-- start DATA LINES --

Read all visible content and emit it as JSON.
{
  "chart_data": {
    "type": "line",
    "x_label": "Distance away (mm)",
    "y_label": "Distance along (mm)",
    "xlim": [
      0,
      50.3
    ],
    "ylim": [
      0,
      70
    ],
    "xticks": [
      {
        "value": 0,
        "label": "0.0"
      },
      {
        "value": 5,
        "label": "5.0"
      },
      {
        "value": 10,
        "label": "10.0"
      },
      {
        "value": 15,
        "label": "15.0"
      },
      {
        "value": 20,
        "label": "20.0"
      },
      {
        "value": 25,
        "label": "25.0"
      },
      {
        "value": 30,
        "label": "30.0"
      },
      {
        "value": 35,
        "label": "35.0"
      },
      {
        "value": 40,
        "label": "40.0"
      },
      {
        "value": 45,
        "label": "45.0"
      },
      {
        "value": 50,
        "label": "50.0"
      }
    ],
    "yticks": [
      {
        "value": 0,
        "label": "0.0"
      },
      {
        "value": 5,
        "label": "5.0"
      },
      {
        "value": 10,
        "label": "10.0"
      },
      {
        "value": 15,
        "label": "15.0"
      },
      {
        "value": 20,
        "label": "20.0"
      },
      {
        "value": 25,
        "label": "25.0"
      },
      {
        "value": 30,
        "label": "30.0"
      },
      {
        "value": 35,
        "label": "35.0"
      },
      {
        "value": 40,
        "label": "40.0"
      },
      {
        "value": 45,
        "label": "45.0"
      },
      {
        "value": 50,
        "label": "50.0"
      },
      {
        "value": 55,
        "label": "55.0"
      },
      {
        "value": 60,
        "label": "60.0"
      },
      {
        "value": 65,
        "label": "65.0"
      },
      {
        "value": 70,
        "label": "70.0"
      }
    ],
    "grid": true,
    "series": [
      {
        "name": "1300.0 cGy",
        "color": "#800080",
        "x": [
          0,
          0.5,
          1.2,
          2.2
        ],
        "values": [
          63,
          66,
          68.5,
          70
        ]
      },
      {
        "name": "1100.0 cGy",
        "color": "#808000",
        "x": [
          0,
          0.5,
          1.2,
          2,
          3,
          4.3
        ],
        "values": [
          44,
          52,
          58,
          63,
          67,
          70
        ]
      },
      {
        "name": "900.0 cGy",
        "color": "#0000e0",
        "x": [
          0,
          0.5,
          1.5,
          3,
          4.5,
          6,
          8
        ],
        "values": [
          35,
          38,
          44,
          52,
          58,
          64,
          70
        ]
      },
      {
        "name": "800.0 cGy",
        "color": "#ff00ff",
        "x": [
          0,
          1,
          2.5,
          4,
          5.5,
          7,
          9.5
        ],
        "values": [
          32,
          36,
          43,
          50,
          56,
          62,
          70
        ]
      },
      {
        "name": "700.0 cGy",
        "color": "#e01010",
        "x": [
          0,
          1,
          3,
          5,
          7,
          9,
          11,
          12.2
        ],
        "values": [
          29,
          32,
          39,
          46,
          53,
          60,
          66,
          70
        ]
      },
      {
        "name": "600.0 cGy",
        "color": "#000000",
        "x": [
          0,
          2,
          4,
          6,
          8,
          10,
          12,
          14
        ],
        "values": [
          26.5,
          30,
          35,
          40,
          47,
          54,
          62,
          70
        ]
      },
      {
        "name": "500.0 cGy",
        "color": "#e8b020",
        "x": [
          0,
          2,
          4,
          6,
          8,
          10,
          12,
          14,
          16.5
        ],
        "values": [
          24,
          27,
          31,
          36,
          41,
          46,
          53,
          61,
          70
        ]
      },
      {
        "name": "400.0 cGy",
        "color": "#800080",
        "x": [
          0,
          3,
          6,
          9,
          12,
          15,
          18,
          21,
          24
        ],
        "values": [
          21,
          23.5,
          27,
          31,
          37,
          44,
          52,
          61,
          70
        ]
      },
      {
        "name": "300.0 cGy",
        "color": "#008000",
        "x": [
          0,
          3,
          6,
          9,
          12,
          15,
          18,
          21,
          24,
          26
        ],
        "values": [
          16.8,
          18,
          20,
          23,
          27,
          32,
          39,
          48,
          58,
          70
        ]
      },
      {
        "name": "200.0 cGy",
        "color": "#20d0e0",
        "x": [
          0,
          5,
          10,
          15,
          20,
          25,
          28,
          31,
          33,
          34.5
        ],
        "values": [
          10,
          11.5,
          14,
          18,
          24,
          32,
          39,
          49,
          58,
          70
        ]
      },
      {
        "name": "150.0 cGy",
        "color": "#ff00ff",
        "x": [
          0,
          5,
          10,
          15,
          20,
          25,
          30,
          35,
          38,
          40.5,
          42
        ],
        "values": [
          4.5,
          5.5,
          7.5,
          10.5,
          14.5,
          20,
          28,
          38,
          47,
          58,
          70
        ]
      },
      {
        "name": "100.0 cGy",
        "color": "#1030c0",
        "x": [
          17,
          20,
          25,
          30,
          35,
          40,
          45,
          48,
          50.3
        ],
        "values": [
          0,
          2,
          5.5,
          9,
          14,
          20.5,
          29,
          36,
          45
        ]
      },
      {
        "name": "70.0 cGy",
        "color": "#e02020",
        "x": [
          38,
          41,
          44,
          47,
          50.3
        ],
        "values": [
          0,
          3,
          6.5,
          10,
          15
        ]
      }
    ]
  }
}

-- end DATA LINES --

Retype all the material above precisely, with no line left out.

Read all visible content and emit it as JSON.
{
  "chart_data": {
    "type": "line",
    "x_label": "Distance away (mm)",
    "y_label": "Distance along (mm)",
    "xlim": [
      0,
      50.3
    ],
    "ylim": [
      0,
      70
    ],
    "xticks": [
      {
        "value": 0,
        "label": "0.0"
      },
      {
        "value": 5,
        "label": "5.0"
      },
      {
        "value": 10,
        "label": "10.0"
      },
      {
        "value": 15,
        "label": "15.0"
      },
      {
        "value": 20,
        "label": "20.0"
      },
      {
        "value": 25,
        "label": "25.0"
      },
      {
        "value": 30,
        "label": "30.0"
      },
      {
        "value": 35,
        "label": "35.0"
      },
      {
        "value": 40,
        "label": "40.0"
      },
      {
        "value": 45,
        "label": "45.0"
      },
      {
        "value": 50,
        "label": "50.0"
      }
    ],
    "yticks": [
      {
        "value": 0,
        "label": "0.0"
      },
      {
        "value": 5,
        "label": "5.0"
      },
      {
        "value": 10,
        "label": "10.0"
      },
      {
        "value": 15,
        "label": "15.0"
      },
      {
        "value": 20,
        "label": "20.0"
      },
      {
        "value": 25,
        "label": "25.0"
      },
      {
        "value": 30,
        "label": "30.0"
      },
      {
        "value": 35,
        "label": "35.0"
      },
      {
        "value": 40,
        "label": "40.0"
      },
      {
        "value": 45,
        "label": "45.0"
      },
      {
        "value": 50,
        "label": "50.0"
      },
      {
        "value": 55,
        "label": "55.0"
      },
      {
        "value": 60,
        "label": "60.0"
      },
      {
        "value": 65,
        "label": "65.0"
      },
      {
        "value": 70,
        "label": "70.0"
      }
    ],
    "grid": true,
    "series": [
      {
        "name": "1300.0 cGy",
        "color": "#800080",
        "x": [
          0,
          0.5,
          1.2,
          2.2
        ],
        "values": [
          63,
          66,
          68.5,
          70
        ]
      },
      {
        "name": "1100.0 cGy",
        "color": "#808000",
        "x": [
          0,
          0.5,
          1.2,
          2,
          3,
          4.3
        ],
        "values": [
          44,
          52,
          58,
          63,
          67,
          70
        ]
      },
      {
        "name": "900.0 cGy",
        "color": "#0000e0",
        "x": [
          0,
          0.5,
          1.5,
          3,
          4.5,
          6,
          8
        ],
        "values": [
          35,
          38,
          44,
          52,
          58,
          64,
          70
        ]
      },
      {
        "name": "800.0 cGy",
        "color": "#ff00ff",
        "x": [
          0,
          1,
          2.5,
          4,
          5.5,
          7,
          9.5
        ],
        "values": [
          32,
          36,
          43,
          50,
          56,
          62,
          70
        ]
      },
      {
        "name": "700.0 cGy",
        "color": "#e01010",
        "x": [
          0,
          1,
          3,
          5,
          7,
          9,
          11,
          12.2
        ],
        "values": [
          29,
          32,
          39,
          46,
          53,
          60,
          66,
          70
        ]
      },
      {
        "name": "600.0 cGy",
        "color": "#000000",
        "x": [
          0,
          2,
          4,
          6,
          8,
          10,
          12,
          14
        ],
        "values": [
          26.5,
          30,
          35,
          40,
          47,
          54,
          62,
          70
        ]
      },
      {
        "name": "500.0 cGy",
        "color": "#e8b020",
        "x": [
          0,
          2,
          4,
          6,
          8,
          10,
          12,
          14,
          16.5
        ],
        "values": [
          24,
          27,
          31,
          36,
          41,
          46,
          53,
          61,
          70
        ]
      },
      {
        "name": "400.0 cGy",
        "color": "#800080",
        "x": [
          0,
          3,
          6,
          9,
          12,
          15,
          18,
          21,
          24
        ],
        "values": [
          21,
          23.5,
          27,
          31,
          37,
          44,
          52,
          61,
          70
        ]
      },
      {
        "name": "300.0 cGy",
        "color": "#008000",
        "x": [
          0,
          3,
          6,
          9,
          12,
          15,
          18,
          21,
          24,
          26
        ],
        "values": [
          16.8,
          18,
          20,
          23,
          27,
          32,
          39,
          48,
          58,
          70
        ]
      },
      {
        "name": "200.0 cGy",
        "color": "#20d0e0",
        "x": [
          0,
          5,
          10,
          15,
          20,
          25,
          28,
          31,
          33,
          34.5
        ],
        "values": [
          10,
          11.5,
          14,
          18,
          24,
          32,
          39,
          49,
          58,
          70
        ]
      },
      {
        "name": "150.0 cGy",
        "color": "#ff00ff",
        "x": [
          0,
          5,
          10,
          15,
          20,
          25,
          30,
          35,
          38,
          40.5,
          42
        ],
        "values": [
          4.5,
          5.5,
          7.5,
          10.5,
          14.5,
          20,
          28,
          38,
          47,
          58,
          70
        ]
      },
      {
        "name": "100.0 cGy",
        "color": "#1030c0",
        "x": [
          17,
          20,
          25,
          30,
          35,
          40,
          45,
          48,
          50.3
        ],
        "values": [
          0,
          2,
          5.5,
          9,
          14,
          20.5,
          29,
          36,
          45
        ]
      },
      {
        "name": "70.0 cGy",
        "color": "#e02020",
        "x": [
          38,
          41,
          44,
          47,
          50.3
        ],
        "values": [
          0,
          3,
          6.5,
          10,
          15
        ]
      }
    ]
  }
}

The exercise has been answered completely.